■ **DIRECTIVE**: Every record must appear in your copy exactly as written, with no pictures.

■ **DATA RECORDS**:
· · ·

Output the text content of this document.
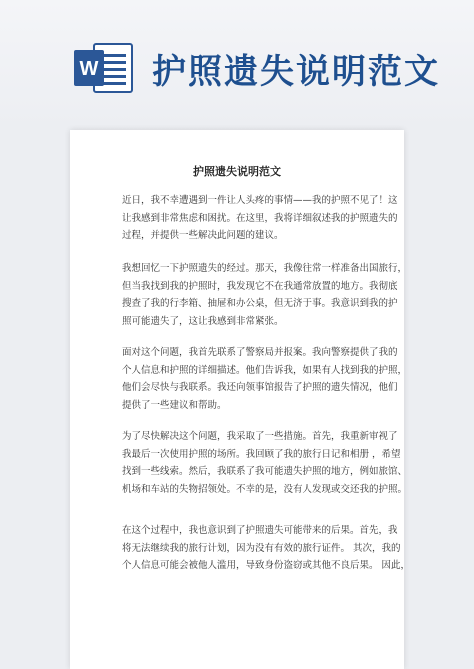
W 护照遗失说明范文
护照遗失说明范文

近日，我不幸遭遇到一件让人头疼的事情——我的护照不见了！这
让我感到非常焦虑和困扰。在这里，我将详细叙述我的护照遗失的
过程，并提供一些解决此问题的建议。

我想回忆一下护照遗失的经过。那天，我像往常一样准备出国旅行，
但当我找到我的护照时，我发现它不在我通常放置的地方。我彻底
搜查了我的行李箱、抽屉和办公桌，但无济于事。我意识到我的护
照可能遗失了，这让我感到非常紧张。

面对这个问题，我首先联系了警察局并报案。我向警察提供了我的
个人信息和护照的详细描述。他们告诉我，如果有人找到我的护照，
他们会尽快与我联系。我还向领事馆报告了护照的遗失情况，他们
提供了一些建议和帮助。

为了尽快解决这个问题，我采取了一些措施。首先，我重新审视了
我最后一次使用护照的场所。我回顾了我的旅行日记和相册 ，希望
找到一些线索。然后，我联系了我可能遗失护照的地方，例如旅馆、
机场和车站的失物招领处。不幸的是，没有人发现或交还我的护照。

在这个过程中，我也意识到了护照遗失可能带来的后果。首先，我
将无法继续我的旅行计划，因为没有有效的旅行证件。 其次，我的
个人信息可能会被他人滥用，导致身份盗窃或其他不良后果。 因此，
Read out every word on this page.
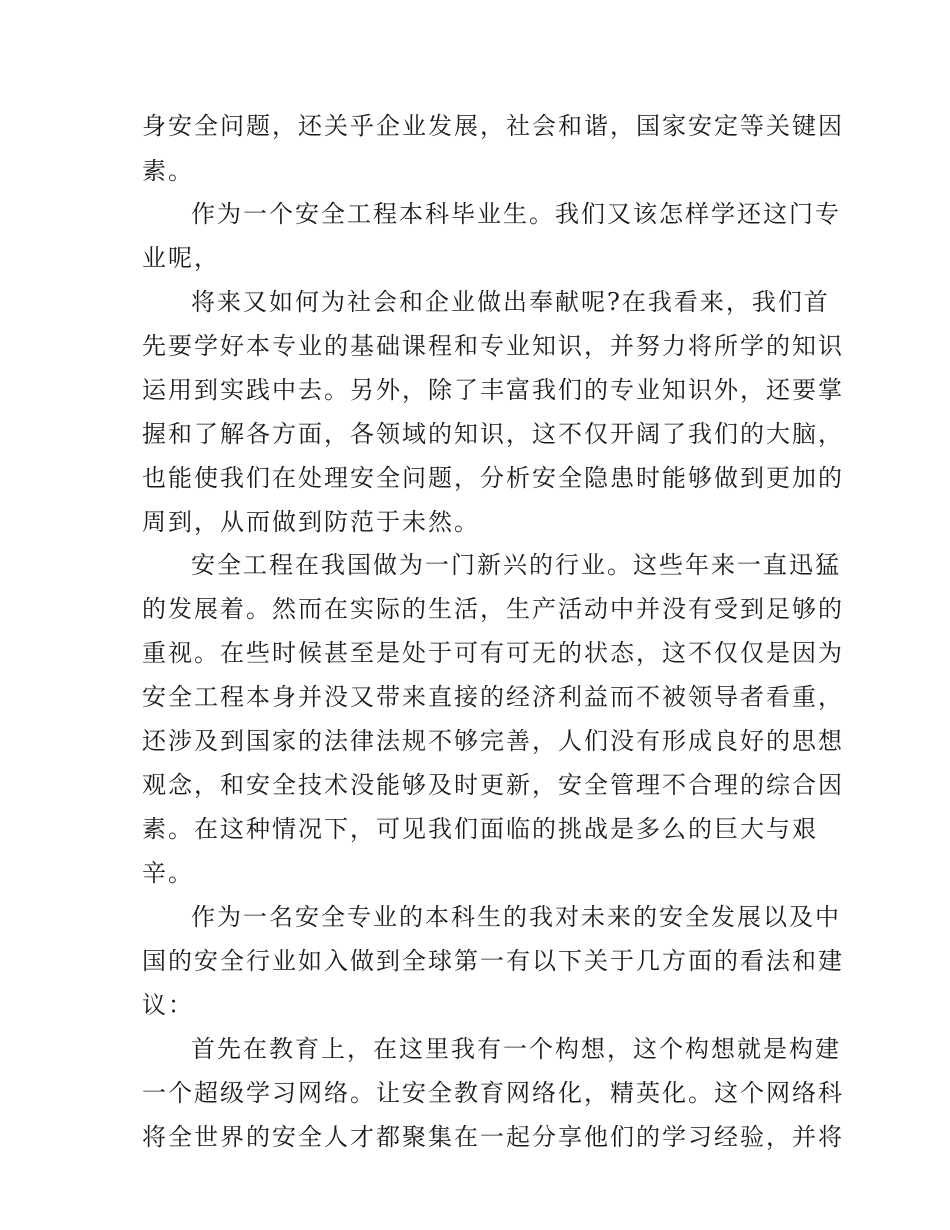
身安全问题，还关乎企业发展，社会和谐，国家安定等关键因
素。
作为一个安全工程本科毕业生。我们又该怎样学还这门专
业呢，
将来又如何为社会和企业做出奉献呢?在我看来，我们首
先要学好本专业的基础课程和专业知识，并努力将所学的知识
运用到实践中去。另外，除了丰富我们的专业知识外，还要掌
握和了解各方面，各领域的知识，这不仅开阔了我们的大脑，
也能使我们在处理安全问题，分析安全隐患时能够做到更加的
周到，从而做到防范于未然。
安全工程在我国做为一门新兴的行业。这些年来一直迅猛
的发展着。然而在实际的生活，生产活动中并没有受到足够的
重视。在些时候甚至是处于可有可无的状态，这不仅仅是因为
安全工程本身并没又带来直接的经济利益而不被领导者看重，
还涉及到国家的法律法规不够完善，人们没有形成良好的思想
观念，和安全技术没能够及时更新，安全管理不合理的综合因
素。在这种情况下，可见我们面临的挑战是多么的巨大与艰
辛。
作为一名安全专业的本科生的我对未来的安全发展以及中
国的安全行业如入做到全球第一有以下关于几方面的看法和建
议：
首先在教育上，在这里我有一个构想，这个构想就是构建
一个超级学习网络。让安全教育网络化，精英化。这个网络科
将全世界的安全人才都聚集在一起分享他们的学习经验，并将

· · ·

■ **RESULT OF THE TASK**:
Output the text content of this document.
W 护照遗失说明范文
护照遗失说明范文

近日，我不幸遭遇到一件让人头疼的事情——我的护照不见了！这
让我感到非常焦虑和困扰。在这里，我将详细叙述我的护照遗失的
过程，并提供一些解决此问题的建议。

我想回忆一下护照遗失的经过。那天，我像往常一样准备出国旅行，
但当我找到我的护照时，我发现它不在我通常放置的地方。我彻底
搜查了我的行李箱、抽屉和办公桌，但无济于事。我意识到我的护
照可能遗失了，这让我感到非常紧张。

面对这个问题，我首先联系了警察局并报案。我向警察提供了我的
个人信息和护照的详细描述。他们告诉我，如果有人找到我的护照，
他们会尽快与我联系。我还向领事馆报告了护照的遗失情况，他们
提供了一些建议和帮助。

为了尽快解决这个问题，我采取了一些措施。首先，我重新审视了
我最后一次使用护照的场所。我回顾了我的旅行日记和相册 ，希望
找到一些线索。然后，我联系了我可能遗失护照的地方，例如旅馆、
机场和车站的失物招领处。不幸的是，没有人发现或交还我的护照。

在这个过程中，我也意识到了护照遗失可能带来的后果。首先，我
将无法继续我的旅行计划，因为没有有效的旅行证件。 其次，我的
个人信息可能会被他人滥用，导致身份盗窃或其他不良后果。 因此，
Read out every word on this page.
身安全问题，还关乎企业发展，社会和谐，国家安定等关键因
素。
作为一个安全工程本科毕业生。我们又该怎样学还这门专
业呢，
将来又如何为社会和企业做出奉献呢?在我看来，我们首
先要学好本专业的基础课程和专业知识，并努力将所学的知识
运用到实践中去。另外，除了丰富我们的专业知识外，还要掌
握和了解各方面，各领域的知识，这不仅开阔了我们的大脑，
也能使我们在处理安全问题，分析安全隐患时能够做到更加的
周到，从而做到防范于未然。
安全工程在我国做为一门新兴的行业。这些年来一直迅猛
的发展着。然而在实际的生活，生产活动中并没有受到足够的
重视。在些时候甚至是处于可有可无的状态，这不仅仅是因为
安全工程本身并没又带来直接的经济利益而不被领导者看重，
还涉及到国家的法律法规不够完善，人们没有形成良好的思想
观念，和安全技术没能够及时更新，安全管理不合理的综合因
素。在这种情况下，可见我们面临的挑战是多么的巨大与艰
辛。
作为一名安全专业的本科生的我对未来的安全发展以及中
国的安全行业如入做到全球第一有以下关于几方面的看法和建
议：
首先在教育上，在这里我有一个构想，这个构想就是构建
一个超级学习网络。让安全教育网络化，精英化。这个网络科
将全世界的安全人才都聚集在一起分享他们的学习经验，并将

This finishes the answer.